Exercise aim: Repeat every record below exactly, but leave out any pictures.

Dataset entries
-=-=-=-=-

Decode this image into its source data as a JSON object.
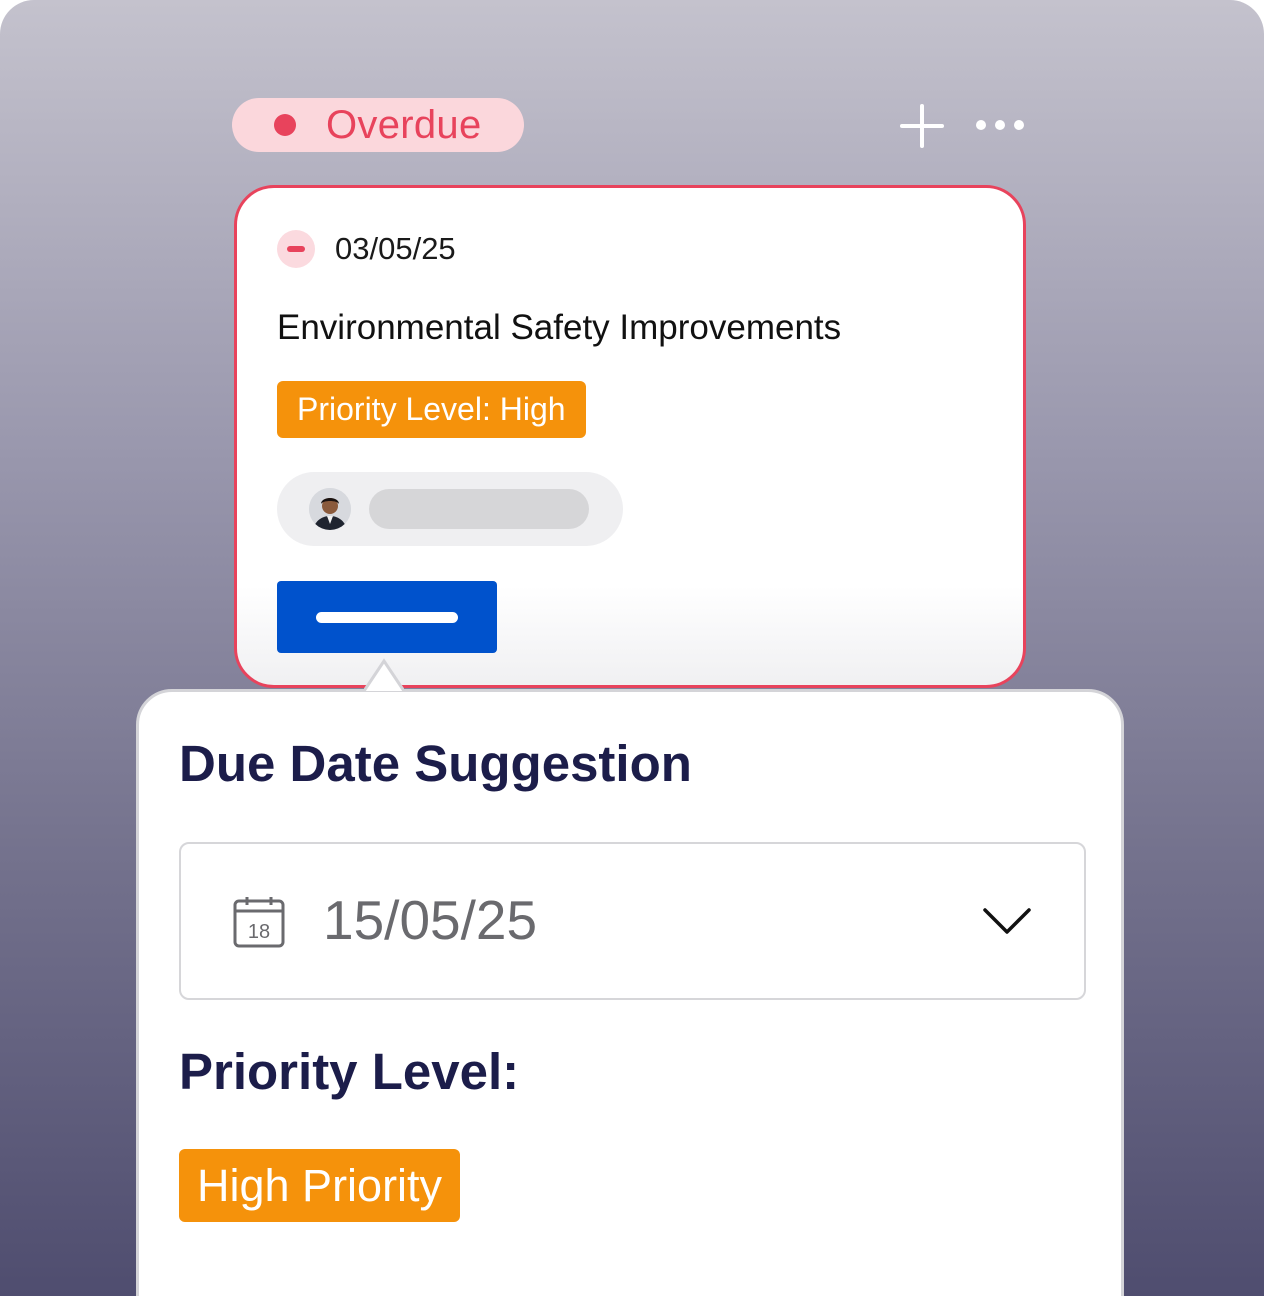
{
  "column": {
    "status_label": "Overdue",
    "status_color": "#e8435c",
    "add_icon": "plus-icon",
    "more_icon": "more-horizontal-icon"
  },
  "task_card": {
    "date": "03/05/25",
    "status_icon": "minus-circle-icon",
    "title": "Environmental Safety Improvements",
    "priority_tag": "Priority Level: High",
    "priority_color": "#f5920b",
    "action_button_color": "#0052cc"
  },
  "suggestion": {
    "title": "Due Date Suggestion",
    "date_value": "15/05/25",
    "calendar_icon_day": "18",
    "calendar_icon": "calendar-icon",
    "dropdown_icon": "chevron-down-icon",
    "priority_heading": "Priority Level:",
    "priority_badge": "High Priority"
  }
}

-=-=-=-=-

Complete answer:
Decode this image into its source data as a JSON object.
{
  "column": {
    "status_label": "Overdue",
    "status_color": "#e8435c",
    "add_icon": "plus-icon",
    "more_icon": "more-horizontal-icon"
  },
  "task_card": {
    "date": "03/05/25",
    "status_icon": "minus-circle-icon",
    "title": "Environmental Safety Improvements",
    "priority_tag": "Priority Level: High",
    "priority_color": "#f5920b",
    "action_button_color": "#0052cc"
  },
  "suggestion": {
    "title": "Due Date Suggestion",
    "date_value": "15/05/25",
    "calendar_icon_day": "18",
    "calendar_icon": "calendar-icon",
    "dropdown_icon": "chevron-down-icon",
    "priority_heading": "Priority Level:",
    "priority_badge": "High Priority"
  }
}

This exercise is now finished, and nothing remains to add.